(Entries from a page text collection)
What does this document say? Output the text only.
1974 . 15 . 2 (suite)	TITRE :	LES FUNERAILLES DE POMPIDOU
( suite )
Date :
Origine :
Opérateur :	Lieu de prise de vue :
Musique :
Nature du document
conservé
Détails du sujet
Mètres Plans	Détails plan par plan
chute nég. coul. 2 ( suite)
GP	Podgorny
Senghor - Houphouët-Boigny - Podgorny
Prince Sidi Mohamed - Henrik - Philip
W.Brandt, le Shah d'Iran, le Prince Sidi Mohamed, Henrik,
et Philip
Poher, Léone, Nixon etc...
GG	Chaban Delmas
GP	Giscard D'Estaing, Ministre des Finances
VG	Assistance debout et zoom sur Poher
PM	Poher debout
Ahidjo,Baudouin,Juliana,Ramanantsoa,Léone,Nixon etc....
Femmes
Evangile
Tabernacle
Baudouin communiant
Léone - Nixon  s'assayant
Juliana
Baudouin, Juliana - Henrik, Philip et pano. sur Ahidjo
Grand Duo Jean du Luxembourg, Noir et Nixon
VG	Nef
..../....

- **TASK DIRECTIONS**: Every line of the records should be reproduced exactly.

- **TASK ANSWER**:
What does this document say? Output the text only.
1974 . 15 . 2 (suite)	TITRE :	LES FUNERAILLES DE POMPIDOU
( suite )
Date :
Origine :
Opérateur :	Lieu de prise de vue :
Musique :
Nature du document
conservé
Détails du sujet
Mètres Plans	Détails plan par plan
chute nég. coul. 2 ( suite)
GP	Podgorny
Senghor - Houphouët-Boigny - Podgorny
Prince Sidi Mohamed - Henrik - Philip
W.Brandt, le Shah d'Iran, le Prince Sidi Mohamed, Henrik,
et Philip
Poher, Léone, Nixon etc...
GG	Chaban Delmas
GP	Giscard D'Estaing, Ministre des Finances
VG	Assistance debout et zoom sur Poher
PM	Poher debout
Ahidjo,Baudouin,Juliana,Ramanantsoa,Léone,Nixon etc....
Femmes
Evangile
Tabernacle
Baudouin communiant
Léone - Nixon  s'assayant
Juliana
Baudouin, Juliana - Henrik, Philip et pano. sur Ahidjo
Grand Duo Jean du Luxembourg, Noir et Nixon
VG	Nef
..../....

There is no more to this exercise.